(Beginning of Input data)

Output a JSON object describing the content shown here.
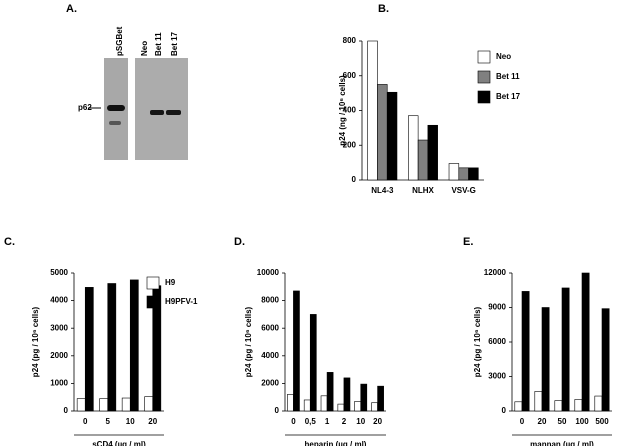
{
  "panel_a": {
    "label": "A.",
    "lanes": [
      "pSGBet",
      "Neo",
      "Bet 11",
      "Bet 17"
    ],
    "marker": "p62"
  },
  "chart_data": [
    {
      "type": "bar",
      "label": "B.",
      "ylabel": "p24 (ng / 10⁶ cells)",
      "categories": [
        "NL4-3",
        "NLHX",
        "VSV-G"
      ],
      "series": [
        {
          "name": "Neo",
          "color": "#ffffff",
          "values": [
            800,
            370,
            95
          ]
        },
        {
          "name": "Bet 11",
          "color": "#808080",
          "values": [
            550,
            230,
            70
          ]
        },
        {
          "name": "Bet 17",
          "color": "#000000",
          "values": [
            505,
            315,
            70
          ]
        }
      ],
      "ylim": [
        0,
        800
      ],
      "yticks": [
        0,
        200,
        400,
        600,
        800
      ]
    },
    {
      "type": "bar",
      "label": "C.",
      "ylabel": "p24 (pg / 10⁶ cells)",
      "xlabel": "sCD4 (µg / ml)",
      "categories": [
        "0",
        "5",
        "10",
        "20"
      ],
      "series": [
        {
          "name": "H9",
          "color": "#ffffff",
          "values": [
            450,
            450,
            470,
            520
          ]
        },
        {
          "name": "H9PFV-1",
          "color": "#000000",
          "values": [
            4480,
            4620,
            4750,
            4540
          ]
        }
      ],
      "ylim": [
        0,
        5000
      ],
      "yticks": [
        0,
        1000,
        2000,
        3000,
        4000,
        5000
      ]
    },
    {
      "type": "bar",
      "label": "D.",
      "ylabel": "p24 (pg / 10⁶ cells)",
      "xlabel": "heparin (µg / ml)",
      "categories": [
        "0",
        "0,5",
        "1",
        "2",
        "10",
        "20"
      ],
      "series": [
        {
          "color": "#ffffff",
          "values": [
            1200,
            800,
            1100,
            500,
            700,
            600
          ]
        },
        {
          "color": "#000000",
          "values": [
            8700,
            7000,
            2800,
            2400,
            1950,
            1800
          ]
        }
      ],
      "ylim": [
        0,
        10000
      ],
      "yticks": [
        0,
        2000,
        4000,
        6000,
        8000,
        10000
      ]
    },
    {
      "type": "bar",
      "label": "E.",
      "ylabel": "p24 (pg / 10⁶ cells)",
      "xlabel": "mannan (µg / ml)",
      "categories": [
        "0",
        "20",
        "50",
        "100",
        "500"
      ],
      "series": [
        {
          "color": "#ffffff",
          "values": [
            800,
            1700,
            900,
            1000,
            1300
          ]
        },
        {
          "color": "#000000",
          "values": [
            10400,
            9000,
            10700,
            12000,
            8900
          ]
        }
      ],
      "ylim": [
        0,
        12000
      ],
      "yticks": [
        0,
        3000,
        6000,
        9000,
        12000
      ]
    }
  ]
}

(End of Input data)

The problem
Could you reproduce the records above exactly, leaving out the pictures?

Answer to this task
Output a JSON object describing the content shown here.
{
  "panel_a": {
    "label": "A.",
    "lanes": [
      "pSGBet",
      "Neo",
      "Bet 11",
      "Bet 17"
    ],
    "marker": "p62"
  },
  "chart_data": [
    {
      "type": "bar",
      "label": "B.",
      "ylabel": "p24 (ng / 10⁶ cells)",
      "categories": [
        "NL4-3",
        "NLHX",
        "VSV-G"
      ],
      "series": [
        {
          "name": "Neo",
          "color": "#ffffff",
          "values": [
            800,
            370,
            95
          ]
        },
        {
          "name": "Bet 11",
          "color": "#808080",
          "values": [
            550,
            230,
            70
          ]
        },
        {
          "name": "Bet 17",
          "color": "#000000",
          "values": [
            505,
            315,
            70
          ]
        }
      ],
      "ylim": [
        0,
        800
      ],
      "yticks": [
        0,
        200,
        400,
        600,
        800
      ]
    },
    {
      "type": "bar",
      "label": "C.",
      "ylabel": "p24 (pg / 10⁶ cells)",
      "xlabel": "sCD4 (µg / ml)",
      "categories": [
        "0",
        "5",
        "10",
        "20"
      ],
      "series": [
        {
          "name": "H9",
          "color": "#ffffff",
          "values": [
            450,
            450,
            470,
            520
          ]
        },
        {
          "name": "H9PFV-1",
          "color": "#000000",
          "values": [
            4480,
            4620,
            4750,
            4540
          ]
        }
      ],
      "ylim": [
        0,
        5000
      ],
      "yticks": [
        0,
        1000,
        2000,
        3000,
        4000,
        5000
      ]
    },
    {
      "type": "bar",
      "label": "D.",
      "ylabel": "p24 (pg / 10⁶ cells)",
      "xlabel": "heparin (µg / ml)",
      "categories": [
        "0",
        "0,5",
        "1",
        "2",
        "10",
        "20"
      ],
      "series": [
        {
          "color": "#ffffff",
          "values": [
            1200,
            800,
            1100,
            500,
            700,
            600
          ]
        },
        {
          "color": "#000000",
          "values": [
            8700,
            7000,
            2800,
            2400,
            1950,
            1800
          ]
        }
      ],
      "ylim": [
        0,
        10000
      ],
      "yticks": [
        0,
        2000,
        4000,
        6000,
        8000,
        10000
      ]
    },
    {
      "type": "bar",
      "label": "E.",
      "ylabel": "p24 (pg / 10⁶ cells)",
      "xlabel": "mannan (µg / ml)",
      "categories": [
        "0",
        "20",
        "50",
        "100",
        "500"
      ],
      "series": [
        {
          "color": "#ffffff",
          "values": [
            800,
            1700,
            900,
            1000,
            1300
          ]
        },
        {
          "color": "#000000",
          "values": [
            10400,
            9000,
            10700,
            12000,
            8900
          ]
        }
      ],
      "ylim": [
        0,
        12000
      ],
      "yticks": [
        0,
        3000,
        6000,
        9000,
        12000
      ]
    }
  ]
}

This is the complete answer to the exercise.